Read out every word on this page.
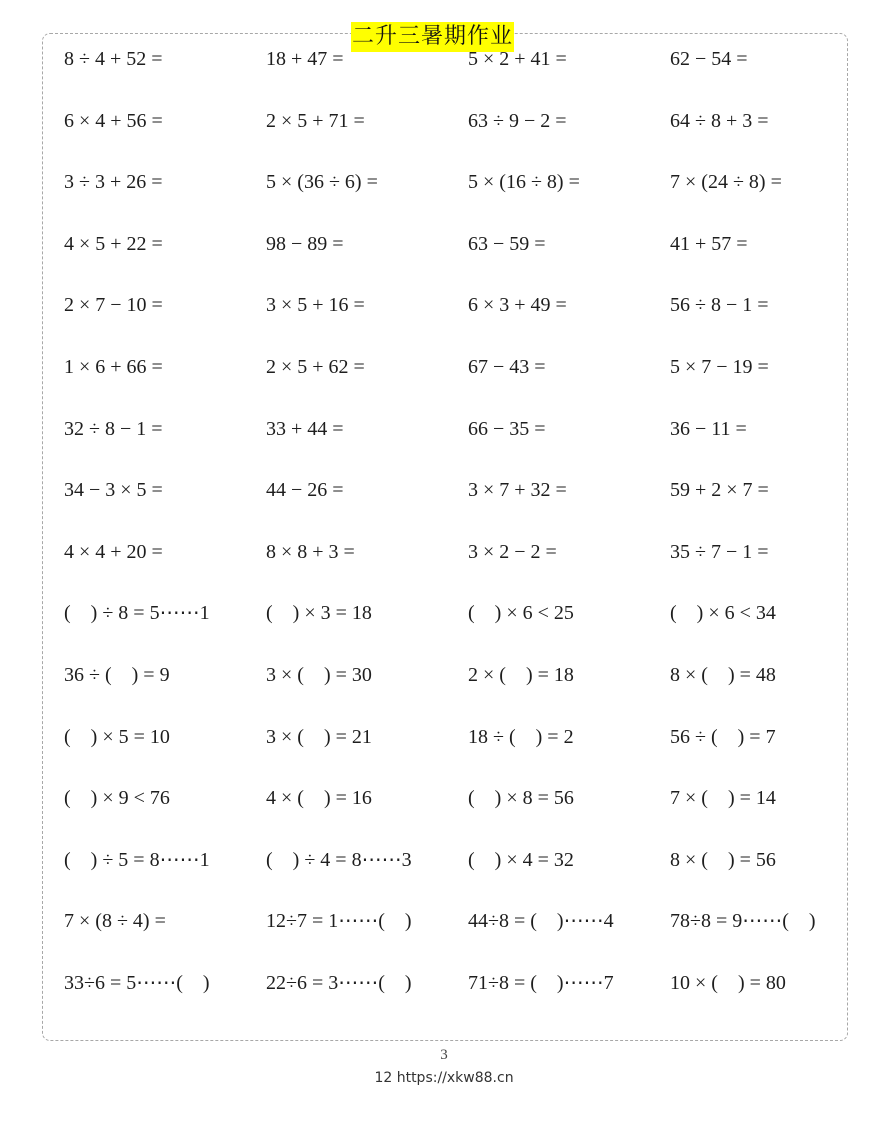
二升三暑期作业
8 ÷ 4 + 52 =	18 + 47 =	5 × 2 + 41 =	62 − 54 =
6 × 4 + 56 =	2 × 5 + 71 =	63 ÷ 9 − 2 =	64 ÷ 8 + 3 =
3 ÷ 3 + 26 =	5 × (36 ÷ 6) =	5 × (16 ÷ 8) =	7 × (24 ÷ 8) =
4 × 5 + 22 =	98 − 89 =	63 − 59 =	41 + 57 =
2 × 7 − 10 =	3 × 5 + 16 =	6 × 3 + 49 =	56 ÷ 8 − 1 =
1 × 6 + 66 =	2 × 5 + 62 =	67 − 43 =	5 × 7 − 19 =
32 ÷ 8 − 1 =	33 + 44 =	66 − 35 =	36 − 11 =
34 − 3 × 5 =	44 − 26 =	3 × 7 + 32 =	59 + 2 × 7 =
4 × 4 + 20 =	8 × 8 + 3 =	3 × 2 − 2 =	35 ÷ 7 − 1 =
(    ) ÷ 8 = 5⋯⋯1	(    ) × 3 = 18	(    ) × 6 < 25	(    ) × 6 < 34
36 ÷ (    ) = 9	3 × (    ) = 30	2 × (    ) = 18	8 × (    ) = 48
(    ) × 5 = 10	3 × (    ) = 21	18 ÷ (    ) = 2	56 ÷ (    ) = 7
(    ) × 9 < 76	4 × (    ) = 16	(    ) × 8 = 56	7 × (    ) = 14
(    ) ÷ 5 = 8⋯⋯1	(    ) ÷ 4 = 8⋯⋯3	(    ) × 4 = 32	8 × (    ) = 56
7 × (8 ÷ 4) =	12÷7 = 1⋯⋯(    )	44÷8 = (    )⋯⋯4	78÷8 = 9⋯⋯(    )
33÷6 = 5⋯⋯(    )	22÷6 = 3⋯⋯(    )	71÷8 = (    )⋯⋯7	10 × (    ) = 80
3
12 https://xkw88.cn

++++++++++

Excluding the pictures, reproduce every entry exactly as given.

Read out every word on this page.
二升三暑期作业
8 ÷ 4 + 52 =	18 + 47 =	5 × 2 + 41 =	62 − 54 =
6 × 4 + 56 =	2 × 5 + 71 =	63 ÷ 9 − 2 =	64 ÷ 8 + 3 =
3 ÷ 3 + 26 =	5 × (36 ÷ 6) =	5 × (16 ÷ 8) =	7 × (24 ÷ 8) =
4 × 5 + 22 =	98 − 89 =	63 − 59 =	41 + 57 =
2 × 7 − 10 =	3 × 5 + 16 =	6 × 3 + 49 =	56 ÷ 8 − 1 =
1 × 6 + 66 =	2 × 5 + 62 =	67 − 43 =	5 × 7 − 19 =
32 ÷ 8 − 1 =	33 + 44 =	66 − 35 =	36 − 11 =
34 − 3 × 5 =	44 − 26 =	3 × 7 + 32 =	59 + 2 × 7 =
4 × 4 + 20 =	8 × 8 + 3 =	3 × 2 − 2 =	35 ÷ 7 − 1 =
(    ) ÷ 8 = 5⋯⋯1	(    ) × 3 = 18	(    ) × 6 < 25	(    ) × 6 < 34
36 ÷ (    ) = 9	3 × (    ) = 30	2 × (    ) = 18	8 × (    ) = 48
(    ) × 5 = 10	3 × (    ) = 21	18 ÷ (    ) = 2	56 ÷ (    ) = 7
(    ) × 9 < 76	4 × (    ) = 16	(    ) × 8 = 56	7 × (    ) = 14
(    ) ÷ 5 = 8⋯⋯1	(    ) ÷ 4 = 8⋯⋯3	(    ) × 4 = 32	8 × (    ) = 56
7 × (8 ÷ 4) =	12÷7 = 1⋯⋯(    )	44÷8 = (    )⋯⋯4	78÷8 = 9⋯⋯(    )
33÷6 = 5⋯⋯(    )	22÷6 = 3⋯⋯(    )	71÷8 = (    )⋯⋯7	10 × (    ) = 80
3
12 https://xkw88.cn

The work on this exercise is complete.